[A block of data]
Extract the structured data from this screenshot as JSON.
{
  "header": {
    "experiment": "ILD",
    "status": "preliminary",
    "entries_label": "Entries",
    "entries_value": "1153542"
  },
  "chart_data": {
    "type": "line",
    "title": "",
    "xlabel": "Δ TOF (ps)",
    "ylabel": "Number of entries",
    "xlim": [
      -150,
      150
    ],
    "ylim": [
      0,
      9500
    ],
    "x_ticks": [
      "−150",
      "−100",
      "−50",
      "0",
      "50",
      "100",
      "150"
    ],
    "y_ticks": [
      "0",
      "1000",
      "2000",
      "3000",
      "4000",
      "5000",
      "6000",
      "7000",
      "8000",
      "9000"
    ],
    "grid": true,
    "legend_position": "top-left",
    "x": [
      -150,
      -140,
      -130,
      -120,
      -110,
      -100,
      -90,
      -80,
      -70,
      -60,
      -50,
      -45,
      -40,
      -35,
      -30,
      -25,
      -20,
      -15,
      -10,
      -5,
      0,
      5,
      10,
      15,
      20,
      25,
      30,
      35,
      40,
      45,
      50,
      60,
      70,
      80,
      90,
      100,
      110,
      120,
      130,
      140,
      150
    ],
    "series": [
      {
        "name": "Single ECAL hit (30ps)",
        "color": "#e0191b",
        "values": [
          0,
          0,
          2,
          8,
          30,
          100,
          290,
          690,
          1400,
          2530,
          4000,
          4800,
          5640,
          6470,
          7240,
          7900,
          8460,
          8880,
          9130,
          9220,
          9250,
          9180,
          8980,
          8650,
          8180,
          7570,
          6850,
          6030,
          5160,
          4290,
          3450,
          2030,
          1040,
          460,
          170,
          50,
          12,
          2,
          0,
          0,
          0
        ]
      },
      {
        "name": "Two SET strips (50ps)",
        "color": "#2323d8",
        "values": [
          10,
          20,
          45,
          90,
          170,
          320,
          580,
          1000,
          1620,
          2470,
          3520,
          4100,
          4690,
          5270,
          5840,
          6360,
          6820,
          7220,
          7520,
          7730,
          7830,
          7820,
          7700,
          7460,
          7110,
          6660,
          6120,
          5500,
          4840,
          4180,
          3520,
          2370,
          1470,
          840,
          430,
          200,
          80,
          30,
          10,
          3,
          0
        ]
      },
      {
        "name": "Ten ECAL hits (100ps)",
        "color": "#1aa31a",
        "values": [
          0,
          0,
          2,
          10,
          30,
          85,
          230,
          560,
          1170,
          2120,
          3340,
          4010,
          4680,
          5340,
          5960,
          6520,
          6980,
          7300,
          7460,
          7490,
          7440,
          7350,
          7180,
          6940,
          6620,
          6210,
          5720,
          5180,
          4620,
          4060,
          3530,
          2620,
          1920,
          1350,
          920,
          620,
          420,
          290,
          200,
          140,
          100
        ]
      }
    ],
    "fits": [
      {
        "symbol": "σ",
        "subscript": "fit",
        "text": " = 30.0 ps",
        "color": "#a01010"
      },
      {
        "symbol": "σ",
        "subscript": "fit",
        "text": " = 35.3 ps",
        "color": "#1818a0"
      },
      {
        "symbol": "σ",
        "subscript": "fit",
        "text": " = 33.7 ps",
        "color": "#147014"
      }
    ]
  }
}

_Set task_
Give back all the data exactly as written.

_Final result_
Extract the structured data from this screenshot as JSON.
{
  "header": {
    "experiment": "ILD",
    "status": "preliminary",
    "entries_label": "Entries",
    "entries_value": "1153542"
  },
  "chart_data": {
    "type": "line",
    "title": "",
    "xlabel": "Δ TOF (ps)",
    "ylabel": "Number of entries",
    "xlim": [
      -150,
      150
    ],
    "ylim": [
      0,
      9500
    ],
    "x_ticks": [
      "−150",
      "−100",
      "−50",
      "0",
      "50",
      "100",
      "150"
    ],
    "y_ticks": [
      "0",
      "1000",
      "2000",
      "3000",
      "4000",
      "5000",
      "6000",
      "7000",
      "8000",
      "9000"
    ],
    "grid": true,
    "legend_position": "top-left",
    "x": [
      -150,
      -140,
      -130,
      -120,
      -110,
      -100,
      -90,
      -80,
      -70,
      -60,
      -50,
      -45,
      -40,
      -35,
      -30,
      -25,
      -20,
      -15,
      -10,
      -5,
      0,
      5,
      10,
      15,
      20,
      25,
      30,
      35,
      40,
      45,
      50,
      60,
      70,
      80,
      90,
      100,
      110,
      120,
      130,
      140,
      150
    ],
    "series": [
      {
        "name": "Single ECAL hit (30ps)",
        "color": "#e0191b",
        "values": [
          0,
          0,
          2,
          8,
          30,
          100,
          290,
          690,
          1400,
          2530,
          4000,
          4800,
          5640,
          6470,
          7240,
          7900,
          8460,
          8880,
          9130,
          9220,
          9250,
          9180,
          8980,
          8650,
          8180,
          7570,
          6850,
          6030,
          5160,
          4290,
          3450,
          2030,
          1040,
          460,
          170,
          50,
          12,
          2,
          0,
          0,
          0
        ]
      },
      {
        "name": "Two SET strips (50ps)",
        "color": "#2323d8",
        "values": [
          10,
          20,
          45,
          90,
          170,
          320,
          580,
          1000,
          1620,
          2470,
          3520,
          4100,
          4690,
          5270,
          5840,
          6360,
          6820,
          7220,
          7520,
          7730,
          7830,
          7820,
          7700,
          7460,
          7110,
          6660,
          6120,
          5500,
          4840,
          4180,
          3520,
          2370,
          1470,
          840,
          430,
          200,
          80,
          30,
          10,
          3,
          0
        ]
      },
      {
        "name": "Ten ECAL hits (100ps)",
        "color": "#1aa31a",
        "values": [
          0,
          0,
          2,
          10,
          30,
          85,
          230,
          560,
          1170,
          2120,
          3340,
          4010,
          4680,
          5340,
          5960,
          6520,
          6980,
          7300,
          7460,
          7490,
          7440,
          7350,
          7180,
          6940,
          6620,
          6210,
          5720,
          5180,
          4620,
          4060,
          3530,
          2620,
          1920,
          1350,
          920,
          620,
          420,
          290,
          200,
          140,
          100
        ]
      }
    ],
    "fits": [
      {
        "symbol": "σ",
        "subscript": "fit",
        "text": " = 30.0 ps",
        "color": "#a01010"
      },
      {
        "symbol": "σ",
        "subscript": "fit",
        "text": " = 35.3 ps",
        "color": "#1818a0"
      },
      {
        "symbol": "σ",
        "subscript": "fit",
        "text": " = 33.7 ps",
        "color": "#147014"
      }
    ]
  }
}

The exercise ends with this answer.